--- START TASK DATA ---

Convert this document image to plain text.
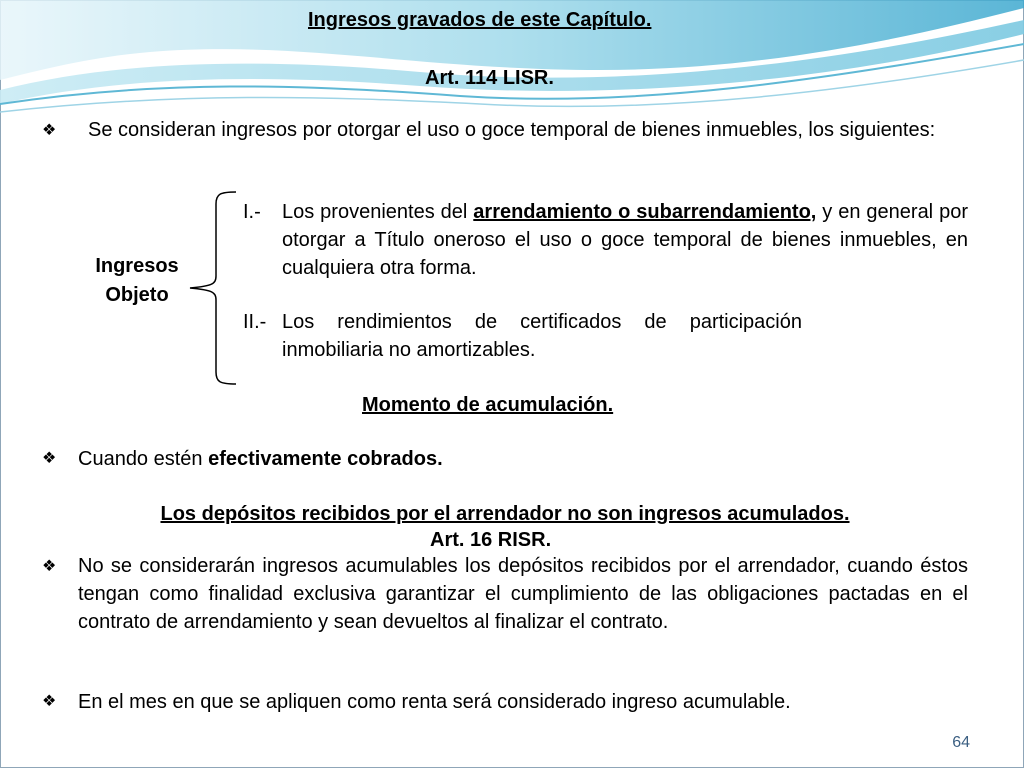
Ingresos gravados de este Capítulo.
Art. 114 LISR.
❖ Se consideran ingresos por otorgar el uso o goce temporal de bienes inmuebles, los siguientes:
Ingresos
Objeto
I.- Los provenientes del arrendamiento o subarrendamiento, y en general por otorgar a Título oneroso el uso o goce temporal de bienes inmuebles, en cualquiera otra forma.
II.- Los rendimientos de certificados de participación inmobiliaria no amortizables.
Momento de acumulación.
❖ Cuando estén efectivamente cobrados.
Los depósitos recibidos por el arrendador no son ingresos acumulados.
Art. 16 RISR.
❖ No se considerarán ingresos acumulables los depósitos recibidos por el arrendador, cuando éstos tengan como finalidad exclusiva garantizar el cumplimiento de las obligaciones pactadas en el contrato de arrendamiento y sean devueltos al finalizar el contrato.
❖ En el mes en que se apliquen como renta será considerado ingreso acumulable.
64
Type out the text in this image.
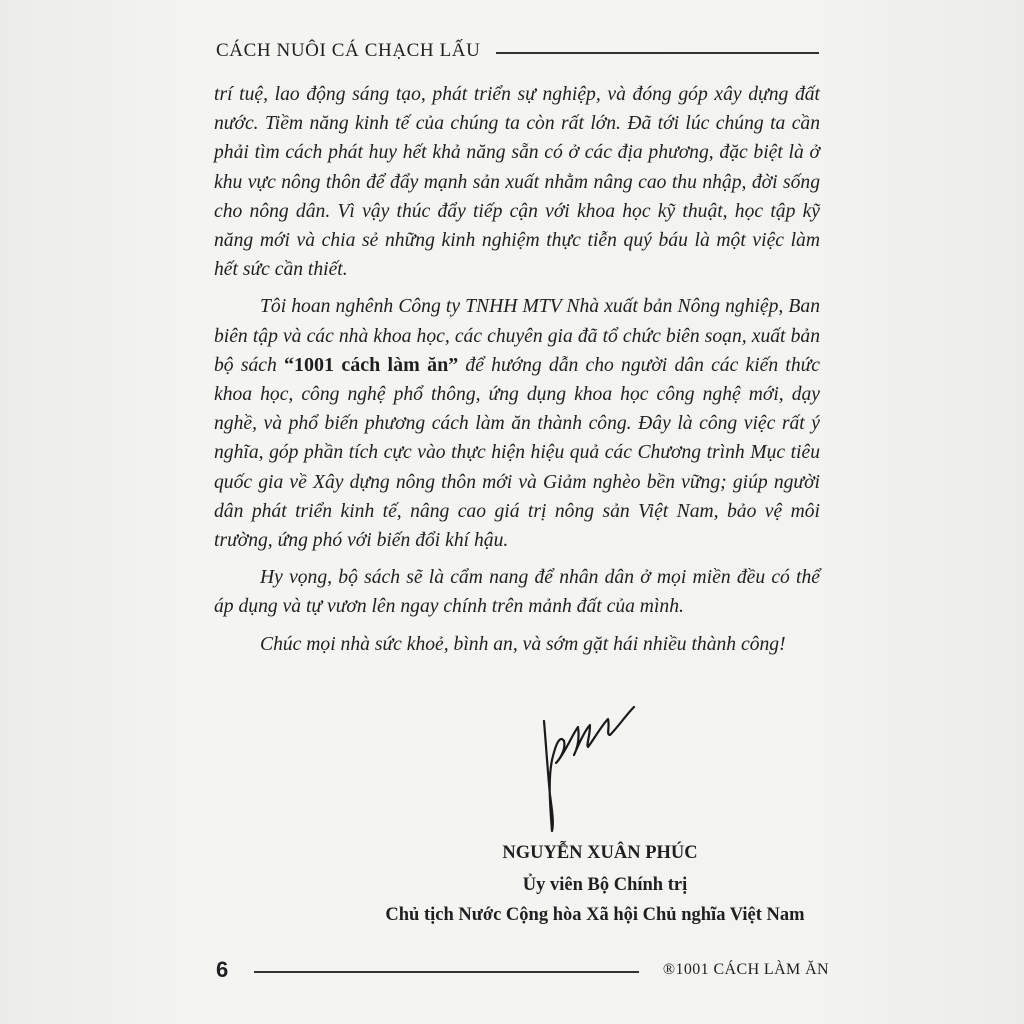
CÁCH NUÔI CÁ CHẠCH LẤU

trí tuệ, lao động sáng tạo, phát triển sự nghiệp, và đóng góp xây dựng đất nước. Tiềm năng kinh tế của chúng ta còn rất lớn. Đã tới lúc chúng ta cần phải tìm cách phát huy hết khả năng sẵn có ở các địa phương, đặc biệt là ở khu vực nông thôn để đẩy mạnh sản xuất nhằm nâng cao thu nhập, đời sống cho nông dân. Vì vậy thúc đẩy tiếp cận với khoa học kỹ thuật, học tập kỹ năng mới và chia sẻ những kinh nghiệm thực tiễn quý báu là một việc làm hết sức cần thiết.

Tôi hoan nghênh Công ty TNHH MTV Nhà xuất bản Nông nghiệp, Ban biên tập và các nhà khoa học, các chuyên gia đã tổ chức biên soạn, xuất bản bộ sách “1001 cách làm ăn” để hướng dẫn cho người dân các kiến thức khoa học, công nghệ phổ thông, ứng dụng khoa học công nghệ mới, dạy nghề, và phổ biến phương cách làm ăn thành công. Đây là công việc rất ý nghĩa, góp phần tích cực vào thực hiện hiệu quả các Chương trình Mục tiêu quốc gia về Xây dựng nông thôn mới và Giảm nghèo bền vững; giúp người dân phát triển kinh tế, nâng cao giá trị nông sản Việt Nam, bảo vệ môi trường, ứng phó với biến đổi khí hậu.

Hy vọng, bộ sách sẽ là cẩm nang để nhân dân ở mọi miền đều có thể áp dụng và tự vươn lên ngay chính trên mảnh đất của mình.

Chúc mọi nhà sức khoẻ, bình an, và sớm gặt hái nhiều thành công!

NGUYỄN XUÂN PHÚC
Ủy viên Bộ Chính trị
Chủ tịch Nước Cộng hòa Xã hội Chủ nghĩa Việt Nam
6	®1001 CÁCH LÀM ĂN
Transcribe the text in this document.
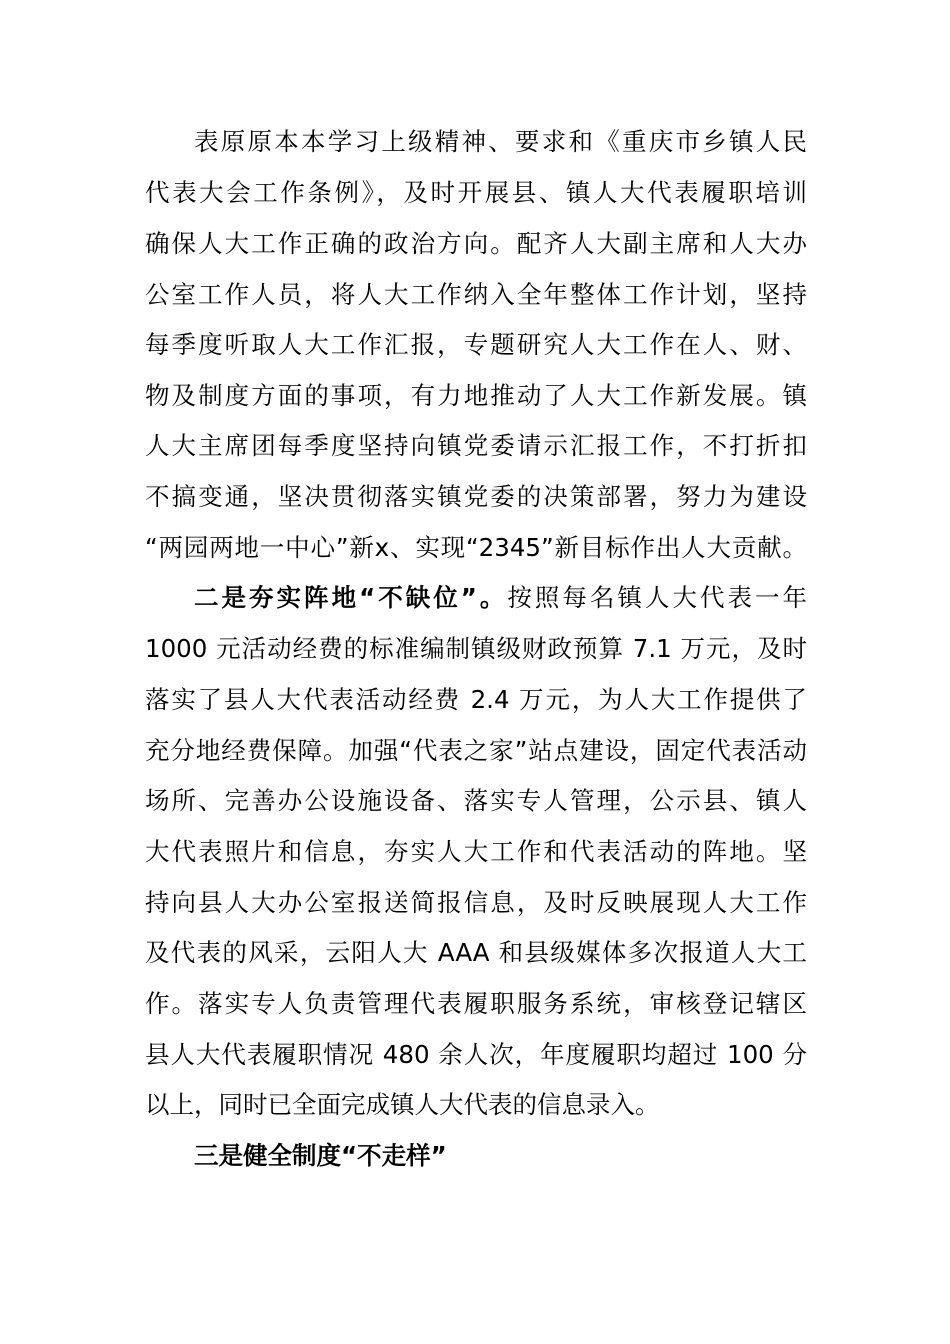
表原原本本学习上级精神、要求和《重庆市乡镇人民
代表大会工作条例》，及时开展县、镇人大代表履职培训
确保人大工作正确的政治方向。配齐人大副主席和人大办
公室工作人员，将人大工作纳入全年整体工作计划，坚持
每季度听取人大工作汇报，专题研究人大工作在人、财、
物及制度方面的事项，有力地推动了人大工作新发展。镇
人大主席团每季度坚持向镇党委请示汇报工作，不打折扣
不搞变通，坚决贯彻落实镇党委的决策部署，努力为建设
“两园两地一中心”新x、实现“2345”新目标作出人大贡献。
二是夯实阵地“不缺位”。按照每名镇人大代表一年
1000 元活动经费的标准编制镇级财政预算 7.1 万元，及时
落实了县人大代表活动经费 2.4 万元，为人大工作提供了
充分地经费保障。加强“代表之家”站点建设，固定代表活动
场所、完善办公设施设备、落实专人管理，公示县、镇人
大代表照片和信息，夯实人大工作和代表活动的阵地。坚
持向县人大办公室报送简报信息，及时反映展现人大工作
及代表的风采，云阳人大 AAA 和县级媒体多次报道人大工
作。落实专人负责管理代表履职服务系统，审核登记辖区
县人大代表履职情况 480 余人次，年度履职均超过 100 分
以上，同时已全面完成镇人大代表的信息录入。
三是健全制度“不走样”
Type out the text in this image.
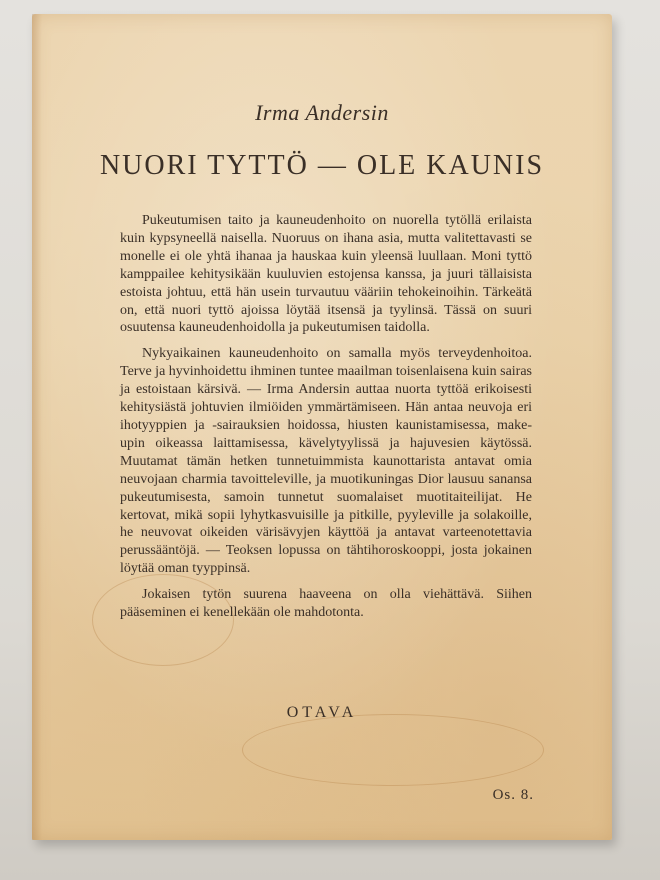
Irma Andersin
NUORI TYTTÖ — OLE KAUNIS

Pukeutumisen taito ja kauneudenhoito on nuorella tytöllä erilaista kuin kypsyneellä naisella. Nuoruus on ihana asia, mutta valitettavasti se monelle ei ole yhtä ihanaa ja hauskaa kuin yleensä luullaan. Moni tyttö kamppailee kehitysikään kuuluvien estojensa kanssa, ja juuri tällaisista estoista johtuu, että hän usein turvautuu vääriin tehokeinoihin. Tärkeätä on, että nuori tyttö ajoissa löytää itsensä ja tyylinsä. Tässä on suuri osuutensa kauneudenhoidolla ja pukeutumisen taidolla.

Nykyaikainen kauneudenhoito on samalla myös terveydenhoitoa. Terve ja hyvinhoidettu ihminen tuntee maailman toisenlaisena kuin sairas ja estoistaan kärsivä. — Irma Andersin auttaa nuorta tyttöä erikoisesti kehitysiästä johtuvien ilmiöiden ymmärtämiseen. Hän antaa neuvoja eri ihotyyppien ja -sairauksien hoidossa, hiusten kaunistamisessa, make-upin oikeassa laittamisessa, kävelytyylissä ja hajuvesien käytössä. Muutamat tämän hetken tunnetuimmista kaunottarista antavat omia neuvojaan charmia tavoitteleville, ja muotikuningas Dior lausuu sanansa pukeutumisesta, samoin tunnetut suomalaiset muotitaiteilijat. He kertovat, mikä sopii lyhytkasvuisille ja pitkille, pyyleville ja solakoille, he neuvovat oikeiden värisävyjen käyttöä ja antavat varteenotettavia perussääntöjä. — Teoksen lopussa on tähtihoroskooppi, josta jokainen löytää oman tyyppinsä.

Jokaisen tytön suurena haaveena on olla viehättävä. Siihen pääseminen ei kenellekään ole mahdotonta.

OTAVA
Os. 8.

--- END TASK DATA ---

** THE REQUEST **
Look for lines containing the string "bienes" and copy them all.

** ANSWER TO THIS EXERCISE **
❖ Se consideran ingresos por otorgar el uso o goce temporal de bienes inmuebles, los siguientes:
I.- Los provenientes del arrendamiento o subarrendamiento, y en general por otorgar a Título oneroso el uso o goce temporal de bienes inmuebles, en cualquiera otra forma.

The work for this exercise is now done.